[Data records]
>>

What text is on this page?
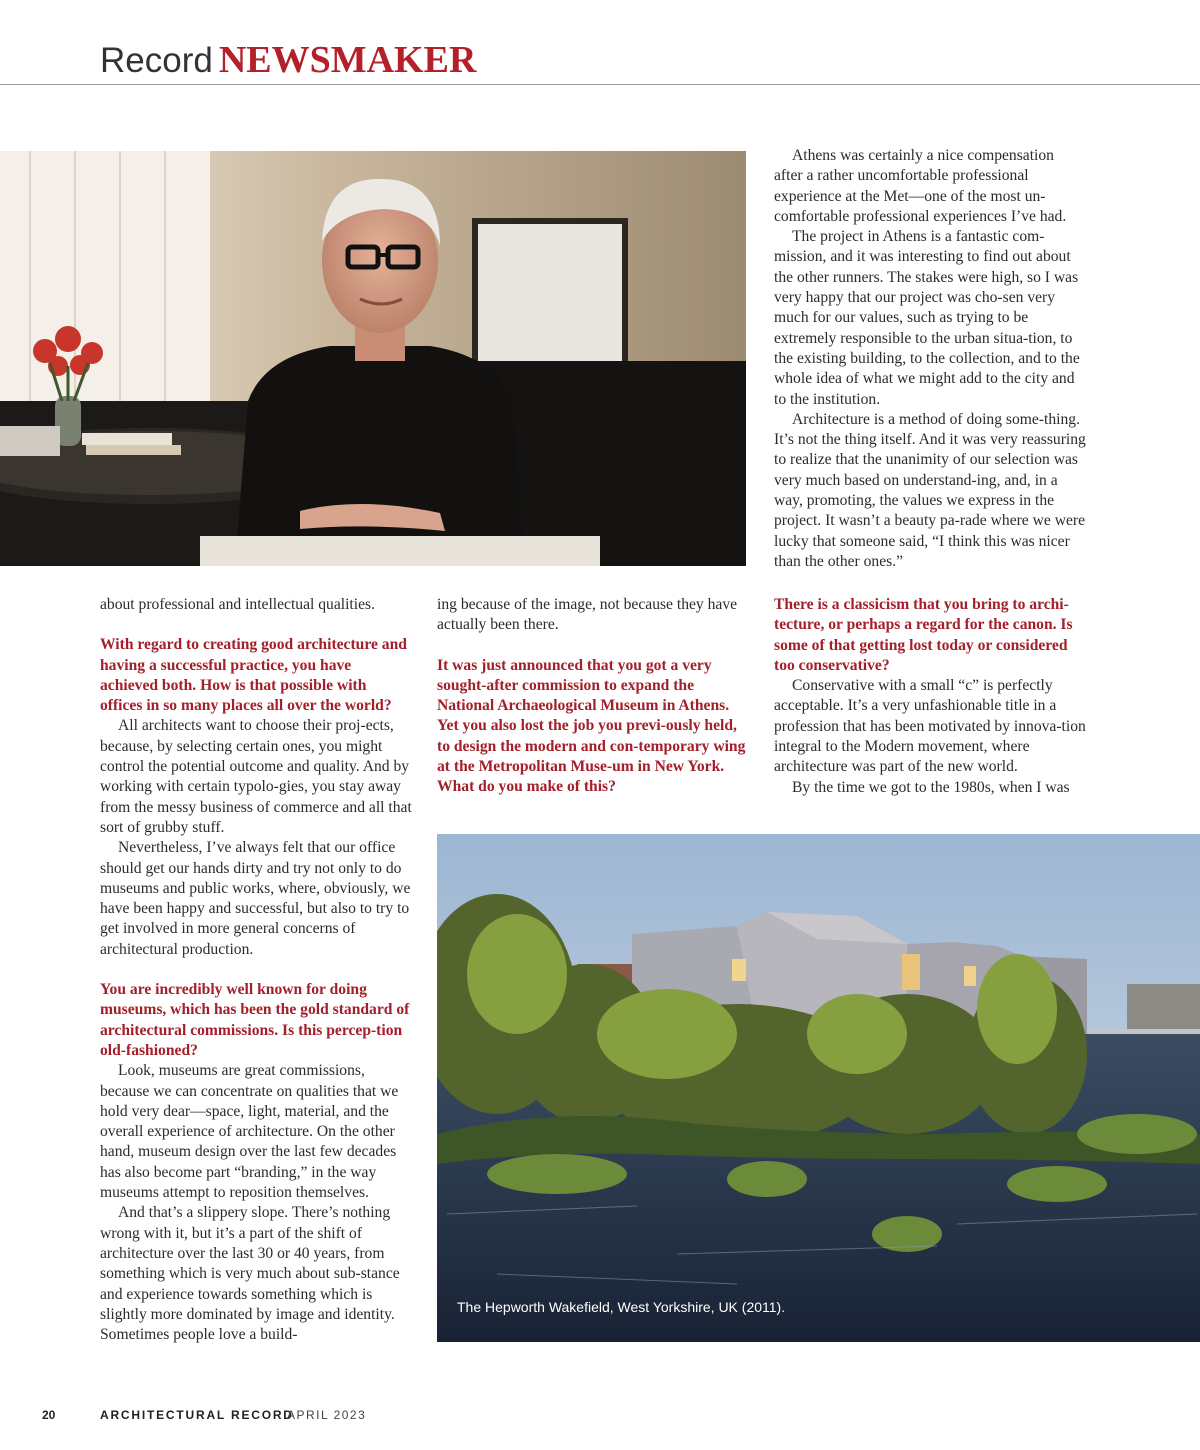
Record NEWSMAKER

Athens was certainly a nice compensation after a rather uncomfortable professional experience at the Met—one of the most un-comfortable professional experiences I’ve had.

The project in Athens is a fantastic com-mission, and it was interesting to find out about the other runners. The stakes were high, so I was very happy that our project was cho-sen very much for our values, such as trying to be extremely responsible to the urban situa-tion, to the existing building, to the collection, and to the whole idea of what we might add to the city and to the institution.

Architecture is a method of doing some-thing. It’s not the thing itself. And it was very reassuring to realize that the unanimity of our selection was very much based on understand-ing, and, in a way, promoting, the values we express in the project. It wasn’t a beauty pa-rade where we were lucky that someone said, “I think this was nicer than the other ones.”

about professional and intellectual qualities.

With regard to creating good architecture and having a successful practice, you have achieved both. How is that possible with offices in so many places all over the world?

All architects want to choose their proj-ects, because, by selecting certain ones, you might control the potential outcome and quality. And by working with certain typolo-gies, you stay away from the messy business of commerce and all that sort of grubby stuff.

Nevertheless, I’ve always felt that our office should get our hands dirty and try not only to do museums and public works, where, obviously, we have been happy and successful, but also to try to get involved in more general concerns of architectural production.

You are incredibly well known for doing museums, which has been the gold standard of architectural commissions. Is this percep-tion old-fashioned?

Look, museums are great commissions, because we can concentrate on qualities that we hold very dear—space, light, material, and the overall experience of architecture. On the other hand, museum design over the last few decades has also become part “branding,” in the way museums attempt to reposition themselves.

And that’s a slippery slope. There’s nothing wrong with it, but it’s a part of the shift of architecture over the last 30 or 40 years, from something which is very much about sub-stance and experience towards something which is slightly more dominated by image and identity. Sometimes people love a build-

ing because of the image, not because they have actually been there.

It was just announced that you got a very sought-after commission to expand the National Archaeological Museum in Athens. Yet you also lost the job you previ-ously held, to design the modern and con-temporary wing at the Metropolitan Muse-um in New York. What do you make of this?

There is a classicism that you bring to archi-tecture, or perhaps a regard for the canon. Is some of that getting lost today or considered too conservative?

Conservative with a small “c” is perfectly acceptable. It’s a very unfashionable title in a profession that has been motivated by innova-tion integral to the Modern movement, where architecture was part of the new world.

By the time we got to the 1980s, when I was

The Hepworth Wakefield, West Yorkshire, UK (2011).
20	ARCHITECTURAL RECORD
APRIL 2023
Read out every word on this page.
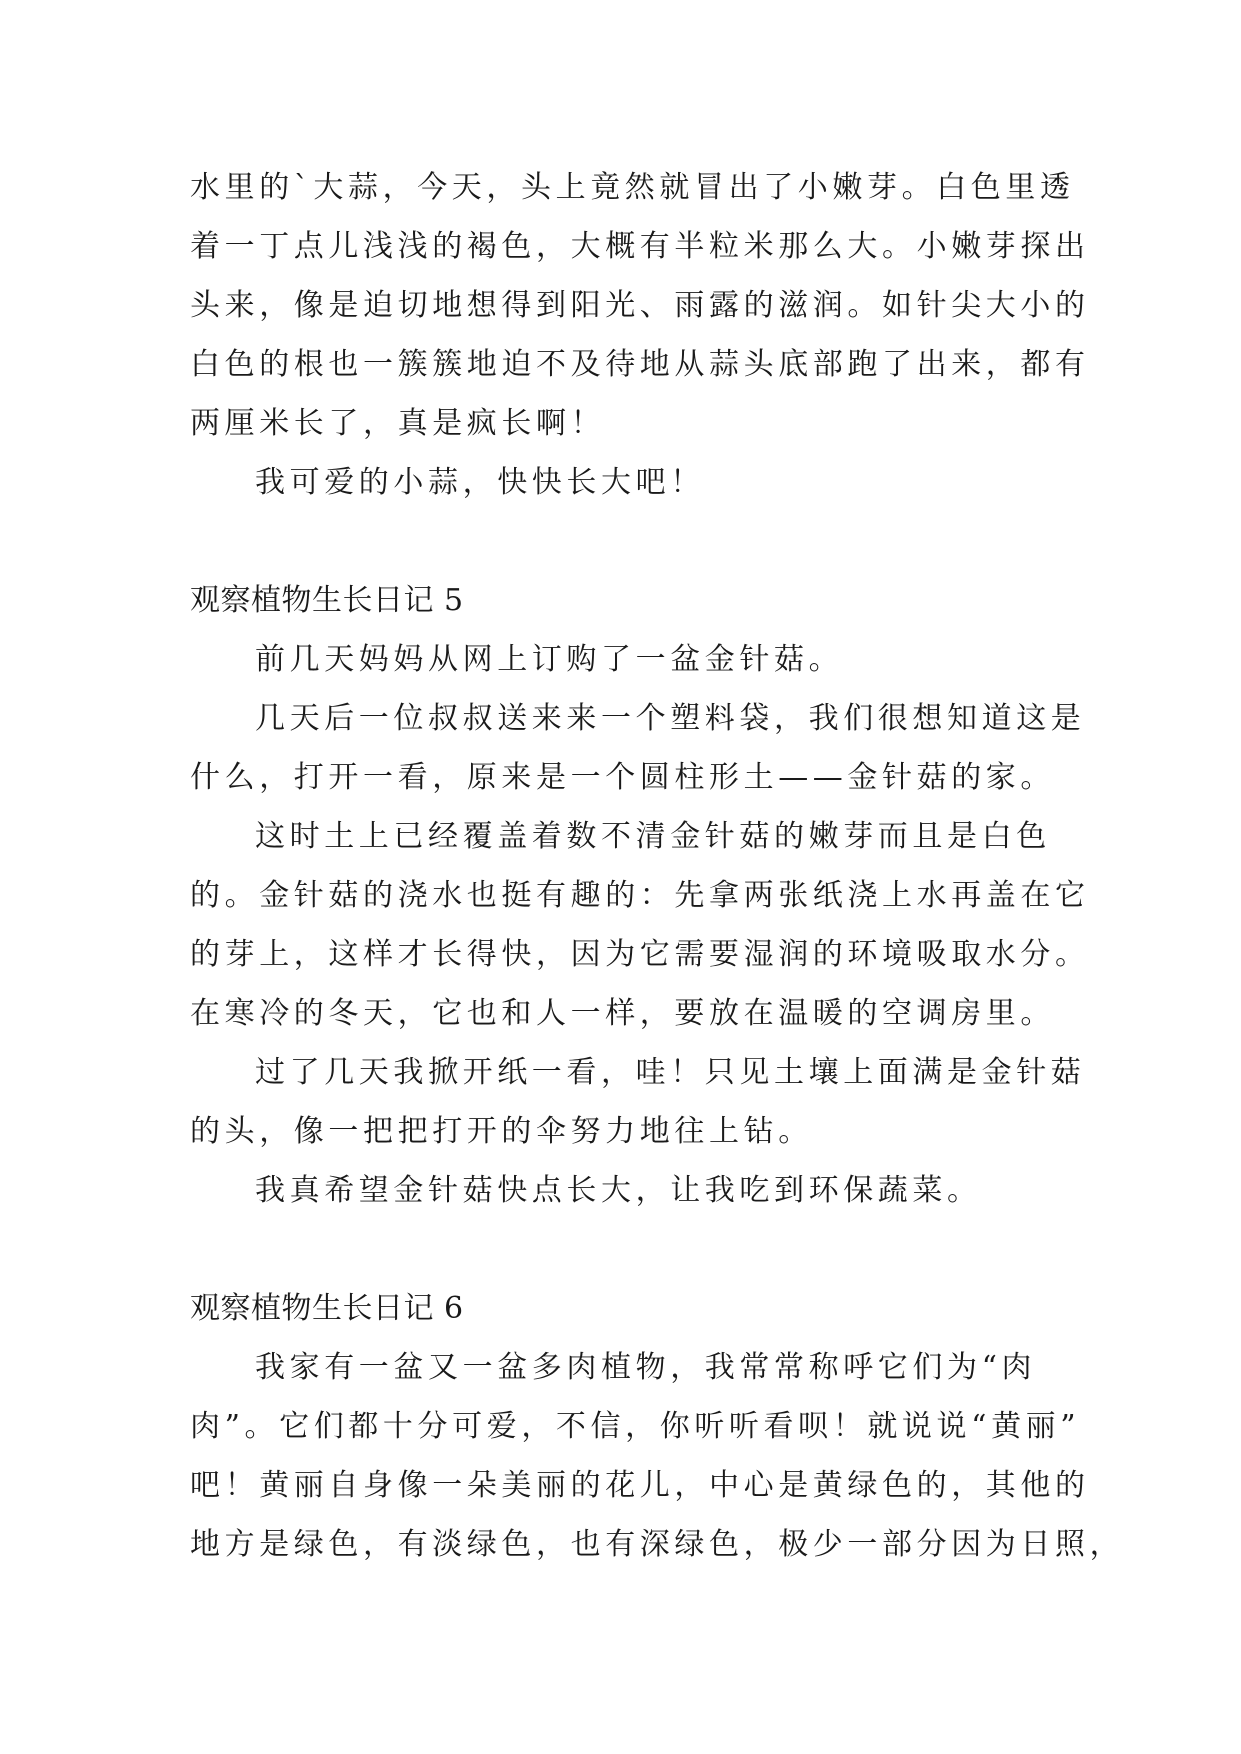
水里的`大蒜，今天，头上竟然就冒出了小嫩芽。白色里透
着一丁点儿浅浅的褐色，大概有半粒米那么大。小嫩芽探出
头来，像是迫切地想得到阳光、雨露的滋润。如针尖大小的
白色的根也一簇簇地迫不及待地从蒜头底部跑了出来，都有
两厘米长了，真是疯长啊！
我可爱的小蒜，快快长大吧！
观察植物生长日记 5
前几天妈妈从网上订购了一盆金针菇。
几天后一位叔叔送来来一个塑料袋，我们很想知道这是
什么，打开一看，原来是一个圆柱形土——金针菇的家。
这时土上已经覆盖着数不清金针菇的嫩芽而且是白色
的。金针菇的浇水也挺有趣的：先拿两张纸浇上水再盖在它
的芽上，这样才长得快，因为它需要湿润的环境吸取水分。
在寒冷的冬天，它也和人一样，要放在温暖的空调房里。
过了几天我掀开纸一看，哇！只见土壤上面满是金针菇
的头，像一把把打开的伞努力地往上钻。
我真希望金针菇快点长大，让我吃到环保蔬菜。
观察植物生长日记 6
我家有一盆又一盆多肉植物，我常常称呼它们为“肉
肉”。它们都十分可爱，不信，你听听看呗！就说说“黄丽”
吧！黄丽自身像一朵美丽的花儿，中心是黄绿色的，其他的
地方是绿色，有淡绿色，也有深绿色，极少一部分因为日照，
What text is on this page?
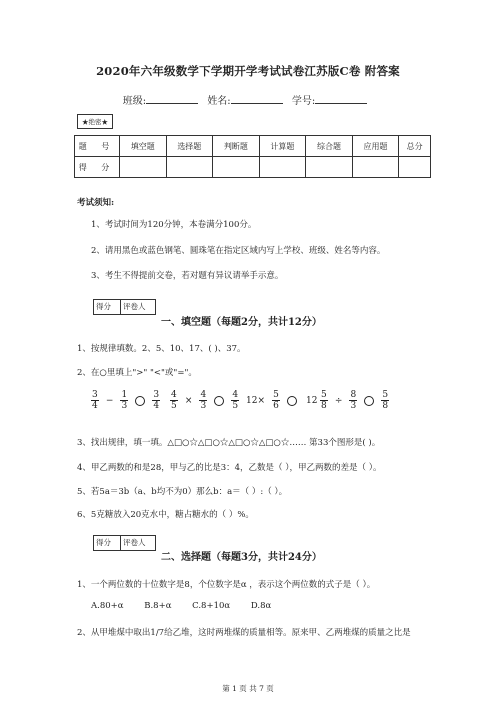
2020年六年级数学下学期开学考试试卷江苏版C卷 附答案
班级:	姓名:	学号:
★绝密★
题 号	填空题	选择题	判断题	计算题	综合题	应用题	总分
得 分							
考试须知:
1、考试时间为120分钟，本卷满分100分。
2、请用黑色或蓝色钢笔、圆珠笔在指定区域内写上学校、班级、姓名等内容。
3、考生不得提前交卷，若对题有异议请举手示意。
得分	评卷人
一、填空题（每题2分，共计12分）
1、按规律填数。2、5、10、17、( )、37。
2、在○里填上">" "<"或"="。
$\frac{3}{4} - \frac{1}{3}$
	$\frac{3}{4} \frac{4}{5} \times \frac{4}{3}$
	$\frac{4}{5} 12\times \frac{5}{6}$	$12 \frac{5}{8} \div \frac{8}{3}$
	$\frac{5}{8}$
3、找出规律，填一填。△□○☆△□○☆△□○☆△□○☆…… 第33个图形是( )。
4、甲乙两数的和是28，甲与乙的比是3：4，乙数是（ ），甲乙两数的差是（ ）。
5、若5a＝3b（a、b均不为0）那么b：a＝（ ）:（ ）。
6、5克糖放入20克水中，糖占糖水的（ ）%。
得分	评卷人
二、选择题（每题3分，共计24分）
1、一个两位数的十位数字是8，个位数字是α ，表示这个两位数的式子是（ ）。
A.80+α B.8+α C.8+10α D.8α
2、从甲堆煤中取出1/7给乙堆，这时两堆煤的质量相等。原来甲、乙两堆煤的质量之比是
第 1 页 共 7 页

<<

◆ Required task
Reproduce all entries exactly. Pictures do not belong in the copy.

◆ Answer for the task
What text is on this page?
Record NEWSMAKER

Athens was certainly a nice compensation after a rather uncomfortable professional experience at the Met—one of the most un-comfortable professional experiences I’ve had.

The project in Athens is a fantastic com-mission, and it was interesting to find out about the other runners. The stakes were high, so I was very happy that our project was cho-sen very much for our values, such as trying to be extremely responsible to the urban situa-tion, to the existing building, to the collection, and to the whole idea of what we might add to the city and to the institution.

Architecture is a method of doing some-thing. It’s not the thing itself. And it was very reassuring to realize that the unanimity of our selection was very much based on understand-ing, and, in a way, promoting, the values we express in the project. It wasn’t a beauty pa-rade where we were lucky that someone said, “I think this was nicer than the other ones.”

about professional and intellectual qualities.

With regard to creating good architecture and having a successful practice, you have achieved both. How is that possible with offices in so many places all over the world?

All architects want to choose their proj-ects, because, by selecting certain ones, you might control the potential outcome and quality. And by working with certain typolo-gies, you stay away from the messy business of commerce and all that sort of grubby stuff.

Nevertheless, I’ve always felt that our office should get our hands dirty and try not only to do museums and public works, where, obviously, we have been happy and successful, but also to try to get involved in more general concerns of architectural production.

You are incredibly well known for doing museums, which has been the gold standard of architectural commissions. Is this percep-tion old-fashioned?

Look, museums are great commissions, because we can concentrate on qualities that we hold very dear—space, light, material, and the overall experience of architecture. On the other hand, museum design over the last few decades has also become part “branding,” in the way museums attempt to reposition themselves.

And that’s a slippery slope. There’s nothing wrong with it, but it’s a part of the shift of architecture over the last 30 or 40 years, from something which is very much about sub-stance and experience towards something which is slightly more dominated by image and identity. Sometimes people love a build-

ing because of the image, not because they have actually been there.

It was just announced that you got a very sought-after commission to expand the National Archaeological Museum in Athens. Yet you also lost the job you previ-ously held, to design the modern and con-temporary wing at the Metropolitan Muse-um in New York. What do you make of this?

There is a classicism that you bring to archi-tecture, or perhaps a regard for the canon. Is some of that getting lost today or considered too conservative?

Conservative with a small “c” is perfectly acceptable. It’s a very unfashionable title in a profession that has been motivated by innova-tion integral to the Modern movement, where architecture was part of the new world.

By the time we got to the 1980s, when I was

The Hepworth Wakefield, West Yorkshire, UK (2011).
20	ARCHITECTURAL RECORD
APRIL 2023
Read out every word on this page.
水里的`大蒜，今天，头上竟然就冒出了小嫩芽。白色里透
着一丁点儿浅浅的褐色，大概有半粒米那么大。小嫩芽探出
头来，像是迫切地想得到阳光、雨露的滋润。如针尖大小的
白色的根也一簇簇地迫不及待地从蒜头底部跑了出来，都有
两厘米长了，真是疯长啊！
我可爱的小蒜，快快长大吧！
观察植物生长日记 5
前几天妈妈从网上订购了一盆金针菇。
几天后一位叔叔送来来一个塑料袋，我们很想知道这是
什么，打开一看，原来是一个圆柱形土——金针菇的家。
这时土上已经覆盖着数不清金针菇的嫩芽而且是白色
的。金针菇的浇水也挺有趣的：先拿两张纸浇上水再盖在它
的芽上，这样才长得快，因为它需要湿润的环境吸取水分。
在寒冷的冬天，它也和人一样，要放在温暖的空调房里。
过了几天我掀开纸一看，哇！只见土壤上面满是金针菇
的头，像一把把打开的伞努力地往上钻。
我真希望金针菇快点长大，让我吃到环保蔬菜。
观察植物生长日记 6
我家有一盆又一盆多肉植物，我常常称呼它们为“肉
肉”。它们都十分可爱，不信，你听听看呗！就说说“黄丽”
吧！黄丽自身像一朵美丽的花儿，中心是黄绿色的，其他的
地方是绿色，有淡绿色，也有深绿色，极少一部分因为日照，
What text is on this page?
2020年六年级数学下学期开学考试试卷江苏版C卷 附答案
班级:	姓名:	学号:
★绝密★
题 号	填空题	选择题	判断题	计算题	综合题	应用题	总分
得 分							
考试须知:
1、考试时间为120分钟，本卷满分100分。
2、请用黑色或蓝色钢笔、圆珠笔在指定区域内写上学校、班级、姓名等内容。
3、考生不得提前交卷，若对题有异议请举手示意。
得分	评卷人
一、填空题（每题2分，共计12分）
1、按规律填数。2、5、10、17、( )、37。
2、在○里填上">" "<"或"="。
$\frac{3}{4} - \frac{1}{3}$
	$\frac{3}{4} \frac{4}{5} \times \frac{4}{3}$
	$\frac{4}{5} 12\times \frac{5}{6}$	$12 \frac{5}{8} \div \frac{8}{3}$
	$\frac{5}{8}$
3、找出规律，填一填。△□○☆△□○☆△□○☆△□○☆…… 第33个图形是( )。
4、甲乙两数的和是28，甲与乙的比是3：4，乙数是（ ），甲乙两数的差是（ ）。
5、若5a＝3b（a、b均不为0）那么b：a＝（ ）:（ ）。
6、5克糖放入20克水中，糖占糖水的（ ）%。
得分	评卷人
二、选择题（每题3分，共计24分）
1、一个两位数的十位数字是8，个位数字是α ，表示这个两位数的式子是（ ）。
A.80+α B.8+α C.8+10α D.8α
2、从甲堆煤中取出1/7给乙堆，这时两堆煤的质量相等。原来甲、乙两堆煤的质量之比是
第 1 页 共 7 页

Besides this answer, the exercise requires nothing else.